===== Zu lesender Auszug =====

Bild: Hans-Georg Maaßen beim tv.berlin-Spezial zum Thema Flüchtlingsgipfel im…
Krude ist für dieses Programm noch zu milde ausgedrückt. Der private
Ballungsraumsender tv.berlin ist eine Institution in der Hauptstadt mit
mehr als 30-jähriger Geschichte. Nach eigener Darstellung ist das Konzept
des Senders, „Infotainment“, also eine Mischung aus Information und
Unterhaltung, zu liefern. Konkret sieht die Mixtur so aus: Teleshopping,
von Haushaltsgeräten bis Wärmedecken, ein nächtlicher Erotikfilm oder
Sendungen wie „Fun & Drive“. Partner aus der Schweiz ist der
naturheilkundliche Spartensender QS24.tv, der esoterische Inhalte im
Berliner Programm beisteuert.

===== Erfasste Informationen =====

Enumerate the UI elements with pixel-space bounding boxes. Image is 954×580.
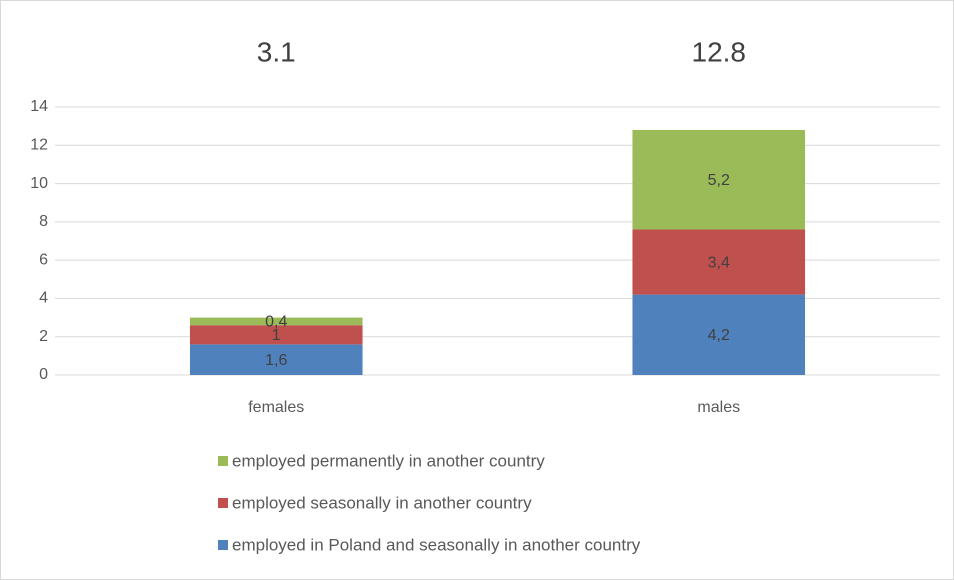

=====

■ Was zu tun ist:
A: Schreiben Sie die Passage des Auszugs über tv.berlin von „Bild: Hans-Georg Maaßen“ bis einschließlich „Berliner Programm beisteuert.“ wortgetreu ab.
B: Fassen Sie den Auszug über tv.berlin in zwei Sätzen zusammen.
Die Zeilen sind eigenständiges Material und gehören nicht zum Auszug.

■ Ergebnisse:
A:
Bild: Hans-Georg Maaßen beim tv.berlin-Spezial zum Thema Flüchtlingsgipfel im…
Krude ist für dieses Programm noch zu milde ausgedrückt. Der private
Ballungsraumsender tv.berlin ist eine Institution in der Hauptstadt mit
mehr als 30-jähriger Geschichte. Nach eigener Darstellung ist das Konzept
des Senders, „Infotainment“, also eine Mischung aus Information und
Unterhaltung, zu liefern. Konkret sieht die Mixtur so aus: Teleshopping,
von Haushaltsgeräten bis Wärmedecken, ein nächtlicher Erotikfilm oder
Sendungen wie „Fun & Drive“. Partner aus der Schweiz ist der
naturheilkundliche Spartensender QS24.tv, der esoterische Inhalte im
Berliner Programm beisteuert.

B: tv.berlin ist ein privater Ballungsraumsender in der Hauptstadt mit mehr als 30-jähriger Geschichte, der nach eigener Darstellung „Infotainment“ liefern will, also eine Mischung aus Information und Unterhaltung. Konkret besteht das Programm aus Teleshopping, einem nächtlichen Erotikfilm und Sendungen wie „Fun & Drive“, und der Schweizer Partner QS24.tv steuert esoterische Inhalte bei.